• _WORK INSTRUCTIONS_:
Output the data word for word, dropping every image.

--- start ---

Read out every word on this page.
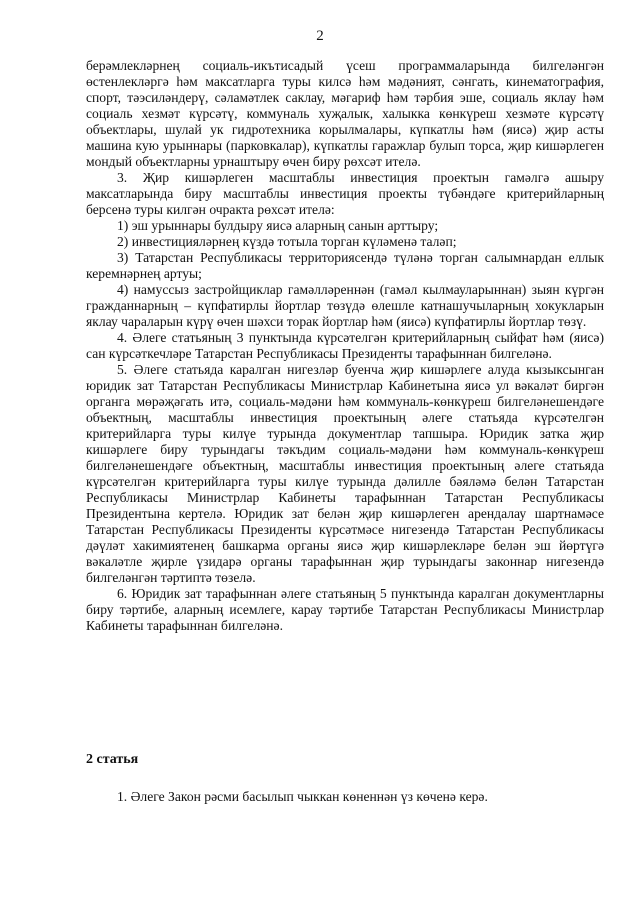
2

берәмлекләрнең социаль-икътисадый үсеш программаларында билгеләнгән өстенлекләргә һәм максатларга туры килсә һәм мәдәният, сәнгать, кинематография, спорт, тәэсиләндерү, сәламәтлек саклау, мәгариф һәм тәрбия эше, социаль яклау һәм социаль хезмәт күрсәтү, коммуналь хуҗалык, халыкка көнкүреш хезмәте күрсәтү объектлары, шулай ук гидротехника корылмалары, күпкатлы һәм (яисә) җир асты машина кую урыннары (парковкалар), күпкатлы гаражлар булып торса, җир кишәрлеген мондый объектларны урнаштыру өчен биру рөхсәт ителә.

3. Җир кишәрлеген масштаблы инвестиция проектын гамәлгә ашыру максатларында биру масштаблы инвестиция проекты түбәндәге критерийларның берсенә туры килгән очракта рөхсәт ителә:

1) эш урыннары булдыру яисә аларның санын арттыру;

2) инвестицияләрнең күздә тотыла торган күләменә таләп;

3) Татарстан Республикасы территориясендә түләнә торган салымнардан еллык керемнәрнең артуы;

4) намуссыз застройщиклар гамәлләреннән (гамәл кылмауларыннан) зыян күргән гражданнарның – күпфатирлы йортлар төзүдә өлешле катнашучыларның хокукларын яклау чараларын күрү өчен шәхси торак йортлар һәм (яисә) күпфатирлы йортлар төзү.

4. Әлеге статьяның 3 пунктында күрсәтелгән критерийларның сыйфат һәм (яисә) сан күрсәткечләре Татарстан Республикасы Президенты тарафыннан билгеләнә.

5. Әлеге статьяда каралган нигезләр буенча җир кишәрлеге алуда кызыксынган юридик зат Татарстан Республикасы Министрлар Кабинетына яисә ул вәкаләт биргән органга мөрәҗәгать итә, социаль-мәдәни һәм коммуналь-көнкүреш билгеләнешендәге объектның, масштаблы инвестиция проектының әлеге статьяда күрсәтелгән критерийларга туры килүе турында документлар тапшыра. Юридик затка җир кишәрлеге биру турындагы тәкъдим социаль-мәдәни һәм коммуналь-көнкүреш билгеләнешендәге объектның, масштаблы инвестиция проектының әлеге статьяда күрсәтелгән критерийларга туры килүе турында дәлилле бәяләмә белән Татарстан Республикасы Министрлар Кабинеты тарафыннан Татарстан Республикасы Президентына кертелә. Юридик зат белән җир кишәрлеген арендалау шартнамәсе Татарстан Республикасы Президенты күрсәтмәсе нигезендә Татарстан Республикасы дәүләт хакимиятенең башкарма органы яисә җир кишәрлекләре белән эш йөртүгә вәкаләтле җирле үзидарә органы тарафыннан җир турындагы законнар нигезендә билгеләнгән тәртиптә төзелә.

6. Юридик зат тарафыннан әлеге статьяның 5 пунктында каралган документларны биру тәртибе, аларның исемлеге, карау тәртибе Татарстан Республикасы Министрлар Кабинеты тарафыннан билгеләнә.

2 статья
1. Әлеге Закон рәсми басылып чыккан көненнән үз көченә керә.
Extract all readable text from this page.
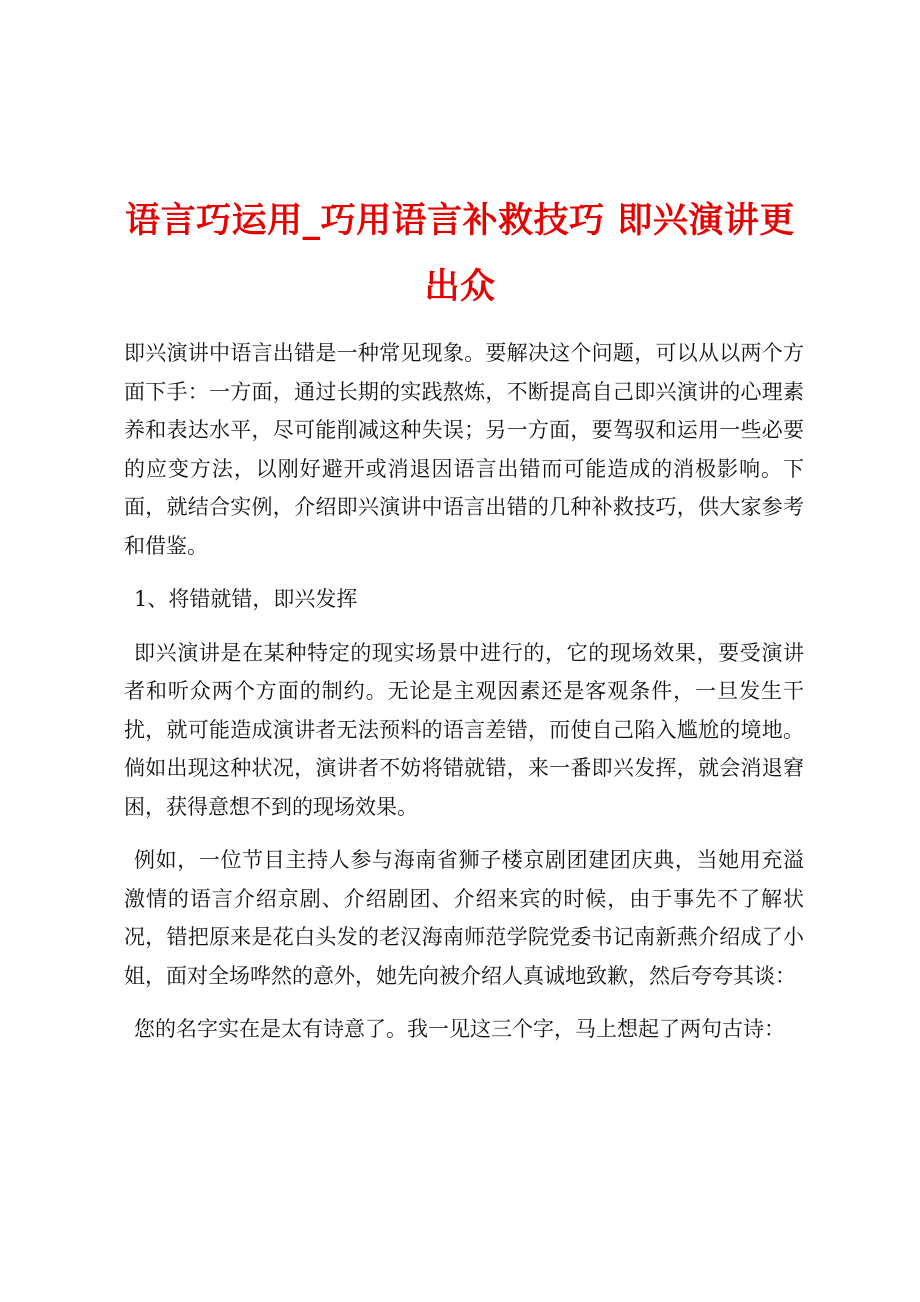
语言巧运用_巧用语言补救技巧 即兴演讲更出众

即兴演讲中语言出错是一种常见现象。要解决这个问题，可以从以两个方面下手：一方面，通过长期的实践熬炼，不断提高自己即兴演讲的心理素养和表达水平，尽可能削减这种失误；另一方面，要驾驭和运用一些必要的应变方法，以刚好避开或消退因语言出错而可能造成的消极影响。下面，就结合实例，介绍即兴演讲中语言出错的几种补救技巧，供大家参考和借鉴。

1、将错就错，即兴发挥

即兴演讲是在某种特定的现实场景中进行的，它的现场效果，要受演讲者和听众两个方面的制约。无论是主观因素还是客观条件，一旦发生干扰，就可能造成演讲者无法预料的语言差错，而使自己陷入尴尬的境地。倘如出现这种状况，演讲者不妨将错就错，来一番即兴发挥，就会消退窘困，获得意想不到的现场效果。

例如，一位节目主持人参与海南省狮子楼京剧团建团庆典，当她用充溢激情的语言介绍京剧、介绍剧团、介绍来宾的时候，由于事先不了解状况，错把原来是花白头发的老汉海南师范学院党委书记南新燕介绍成了小姐，面对全场哗然的意外，她先向被介绍人真诚地致歉，然后夸夸其谈：

您的名字实在是太有诗意了。我一见这三个字，马上想起了两句古诗：
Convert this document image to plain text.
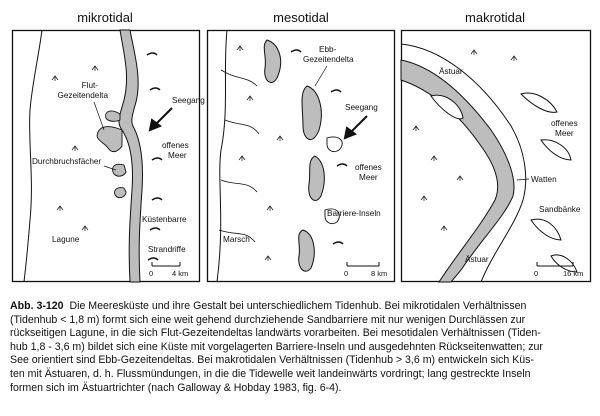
mikrotidal	mesotidal	makrotidal
Flut-
Gezeitendelta
Seegang
offenes
Meer
Durchbruchsfächer
Küstenbarre
Lagune
Strandriffe
0	4 km
Ebb-
Gezeitendelta
Seegang
offenes
Meer
Barriere-Inseln
Marsch
0	8 km
Ästuar
offenes
Meer
Watten
Sandbänke
Ästuar
0	16 km
Abb. 3-120 Die Meeresküste und ihre Gestalt bei unterschiedlichem Tidenhub. Bei mikrotidalen Verhältnissen
(Tidenhub < 1,8 m) formt sich eine weit gehend durchziehende Sandbarriere mit nur wenigen Durchlässen zur
rückseitigen Lagune, in die sich Flut-Gezeitendeltas landwärts vorarbeiten. Bei mesotidalen Verhältnissen (Tiden-
hub 1,8 - 3,6 m) bildet sich eine Küste mit vorgelagerten Barriere-Inseln und ausgedehnten Rückseitenwatten; zur
See orientiert sind Ebb-Gezeitendeltas. Bei makrotidalen Verhältnissen (Tidenhub > 3,6 m) entwickeln sich Küs-
ten mit Ästuaren, d. h. Flussmündungen, in die die Tidewelle weit landeinwärts vordringt; lang gestreckte Inseln
formen sich im Ästuartrichter (nach Galloway & Hobday 1983, fig. 6-4).
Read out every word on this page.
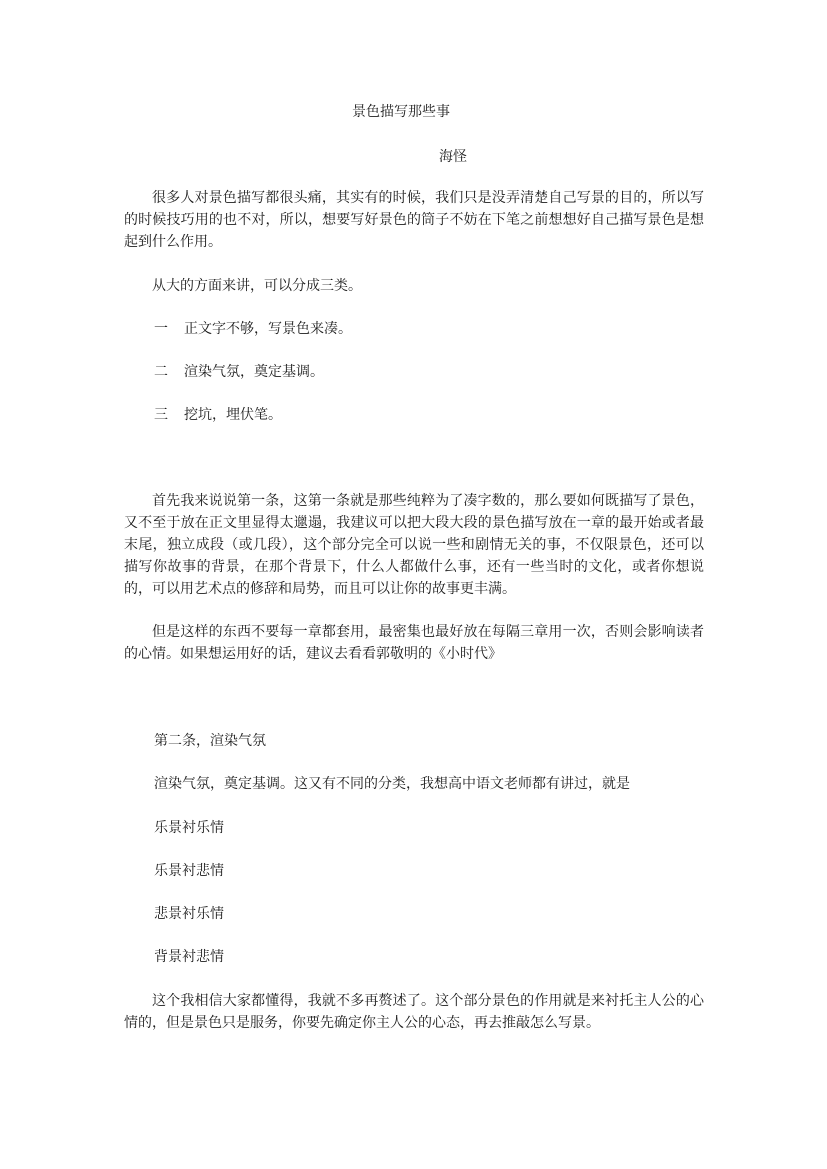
景色描写那些事
海怪

很多人对景色描写都很头痛，其实有的时候，我们只是没弄清楚自己写景的目的，所以写的时候技巧用的也不对，所以，想要写好景色的筒子不妨在下笔之前想想好自己描写景色是想起到什么作用。

从大的方面来讲，可以分成三类。

一 正文字不够，写景色来凑。

二 渲染气氛，奠定基调。

三 挖坑，埋伏笔。

首先我来说说第一条，这第一条就是那些纯粹为了凑字数的，那么要如何既描写了景色，又不至于放在正文里显得太邋遢，我建议可以把大段大段的景色描写放在一章的最开始或者最末尾，独立成段（或几段），这个部分完全可以说一些和剧情无关的事，不仅限景色，还可以描写你故事的背景，在那个背景下，什么人都做什么事，还有一些当时的文化，或者你想说的，可以用艺术点的修辞和局势，而且可以让你的故事更丰满。

但是这样的东西不要每一章都套用，最密集也最好放在每隔三章用一次，否则会影响读者的心情。如果想运用好的话，建议去看看郭敬明的《小时代》

第二条，渲染气氛

渲染气氛，奠定基调。这又有不同的分类，我想高中语文老师都有讲过，就是

乐景衬乐情

乐景衬悲情

悲景衬乐情

背景衬悲情

这个我相信大家都懂得，我就不多再赘述了。这个部分景色的作用就是来衬托主人公的心情的，但是景色只是服务，你要先确定你主人公的心态，再去推敲怎么写景。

--- end ---

• _TASK OUTPUT_:
Read out every word on this page.
2

берәмлекләрнең социаль-икътисадый үсеш программаларында билгеләнгән өстенлекләргә һәм максатларга туры килсә һәм мәдәният, сәнгать, кинематография, спорт, тәэсиләндерү, сәламәтлек саклау, мәгариф һәм тәрбия эше, социаль яклау һәм социаль хезмәт күрсәтү, коммуналь хуҗалык, халыкка көнкүреш хезмәте күрсәтү объектлары, шулай ук гидротехника корылмалары, күпкатлы һәм (яисә) җир асты машина кую урыннары (парковкалар), күпкатлы гаражлар булып торса, җир кишәрлеген мондый объектларны урнаштыру өчен биру рөхсәт ителә.

3. Җир кишәрлеген масштаблы инвестиция проектын гамәлгә ашыру максатларында биру масштаблы инвестиция проекты түбәндәге критерийларның берсенә туры килгән очракта рөхсәт ителә:

1) эш урыннары булдыру яисә аларның санын арттыру;

2) инвестицияләрнең күздә тотыла торган күләменә таләп;

3) Татарстан Республикасы территориясендә түләнә торган салымнардан еллык керемнәрнең артуы;

4) намуссыз застройщиклар гамәлләреннән (гамәл кылмауларыннан) зыян күргән гражданнарның – күпфатирлы йортлар төзүдә өлешле катнашучыларның хокукларын яклау чараларын күрү өчен шәхси торак йортлар һәм (яисә) күпфатирлы йортлар төзү.

4. Әлеге статьяның 3 пунктында күрсәтелгән критерийларның сыйфат һәм (яисә) сан күрсәткечләре Татарстан Республикасы Президенты тарафыннан билгеләнә.

5. Әлеге статьяда каралган нигезләр буенча җир кишәрлеге алуда кызыксынган юридик зат Татарстан Республикасы Министрлар Кабинетына яисә ул вәкаләт биргән органга мөрәҗәгать итә, социаль-мәдәни һәм коммуналь-көнкүреш билгеләнешендәге объектның, масштаблы инвестиция проектының әлеге статьяда күрсәтелгән критерийларга туры килүе турында документлар тапшыра. Юридик затка җир кишәрлеге биру турындагы тәкъдим социаль-мәдәни һәм коммуналь-көнкүреш билгеләнешендәге объектның, масштаблы инвестиция проектының әлеге статьяда күрсәтелгән критерийларга туры килүе турында дәлилле бәяләмә белән Татарстан Республикасы Министрлар Кабинеты тарафыннан Татарстан Республикасы Президентына кертелә. Юридик зат белән җир кишәрлеген арендалау шартнамәсе Татарстан Республикасы Президенты күрсәтмәсе нигезендә Татарстан Республикасы дәүләт хакимиятенең башкарма органы яисә җир кишәрлекләре белән эш йөртүгә вәкаләтле җирле үзидарә органы тарафыннан җир турындагы законнар нигезендә билгеләнгән тәртиптә төзелә.

6. Юридик зат тарафыннан әлеге статьяның 5 пунктында каралган документларны биру тәртибе, аларның исемлеге, карау тәртибе Татарстан Республикасы Министрлар Кабинеты тарафыннан билгеләнә.

2 статья
1. Әлеге Закон рәсми басылып чыккан көненнән үз көченә керә.
Extract all readable text from this page.
语言巧运用_巧用语言补救技巧 即兴演讲更出众

即兴演讲中语言出错是一种常见现象。要解决这个问题，可以从以两个方面下手：一方面，通过长期的实践熬炼，不断提高自己即兴演讲的心理素养和表达水平，尽可能削减这种失误；另一方面，要驾驭和运用一些必要的应变方法，以刚好避开或消退因语言出错而可能造成的消极影响。下面，就结合实例，介绍即兴演讲中语言出错的几种补救技巧，供大家参考和借鉴。

1、将错就错，即兴发挥

即兴演讲是在某种特定的现实场景中进行的，它的现场效果，要受演讲者和听众两个方面的制约。无论是主观因素还是客观条件，一旦发生干扰，就可能造成演讲者无法预料的语言差错，而使自己陷入尴尬的境地。倘如出现这种状况，演讲者不妨将错就错，来一番即兴发挥，就会消退窘困，获得意想不到的现场效果。

例如，一位节目主持人参与海南省狮子楼京剧团建团庆典，当她用充溢激情的语言介绍京剧、介绍剧团、介绍来宾的时候，由于事先不了解状况，错把原来是花白头发的老汉海南师范学院党委书记南新燕介绍成了小姐，面对全场哗然的意外，她先向被介绍人真诚地致歉，然后夸夸其谈：

您的名字实在是太有诗意了。我一见这三个字，马上想起了两句古诗：
Convert this document image to plain text.
mikrotidal	mesotidal	makrotidal
Flut-
Gezeitendelta
Seegang
offenes
Meer
Durchbruchsfächer
Küstenbarre
Lagune
Strandriffe
0	4 km
Ebb-
Gezeitendelta
Seegang
offenes
Meer
Barriere-Inseln
Marsch
0	8 km
Ästuar
offenes
Meer
Watten
Sandbänke
Ästuar
0	16 km
Abb. 3-120 Die Meeresküste und ihre Gestalt bei unterschiedlichem Tidenhub. Bei mikrotidalen Verhältnissen
(Tidenhub < 1,8 m) formt sich eine weit gehend durchziehende Sandbarriere mit nur wenigen Durchlässen zur
rückseitigen Lagune, in die sich Flut-Gezeitendeltas landwärts vorarbeiten. Bei mesotidalen Verhältnissen (Tiden-
hub 1,8 - 3,6 m) bildet sich eine Küste mit vorgelagerten Barriere-Inseln und ausgedehnten Rückseitenwatten; zur
See orientiert sind Ebb-Gezeitendeltas. Bei makrotidalen Verhältnissen (Tidenhub > 3,6 m) entwickeln sich Küs-
ten mit Ästuaren, d. h. Flussmündungen, in die die Tidewelle weit landeinwärts vordringt; lang gestreckte Inseln
formen sich im Ästuartrichter (nach Galloway & Hobday 1983, fig. 6-4).
Read out every word on this page.
景色描写那些事
海怪

很多人对景色描写都很头痛，其实有的时候，我们只是没弄清楚自己写景的目的，所以写的时候技巧用的也不对，所以，想要写好景色的筒子不妨在下笔之前想想好自己描写景色是想起到什么作用。

从大的方面来讲，可以分成三类。

一 正文字不够，写景色来凑。

二 渲染气氛，奠定基调。

三 挖坑，埋伏笔。

首先我来说说第一条，这第一条就是那些纯粹为了凑字数的，那么要如何既描写了景色，又不至于放在正文里显得太邋遢，我建议可以把大段大段的景色描写放在一章的最开始或者最末尾，独立成段（或几段），这个部分完全可以说一些和剧情无关的事，不仅限景色，还可以描写你故事的背景，在那个背景下，什么人都做什么事，还有一些当时的文化，或者你想说的，可以用艺术点的修辞和局势，而且可以让你的故事更丰满。

但是这样的东西不要每一章都套用，最密集也最好放在每隔三章用一次，否则会影响读者的心情。如果想运用好的话，建议去看看郭敬明的《小时代》

第二条，渲染气氛

渲染气氛，奠定基调。这又有不同的分类，我想高中语文老师都有讲过，就是

乐景衬乐情

乐景衬悲情

悲景衬乐情

背景衬悲情

这个我相信大家都懂得，我就不多再赘述了。这个部分景色的作用就是来衬托主人公的心情的，但是景色只是服务，你要先确定你主人公的心态，再去推敲怎么写景。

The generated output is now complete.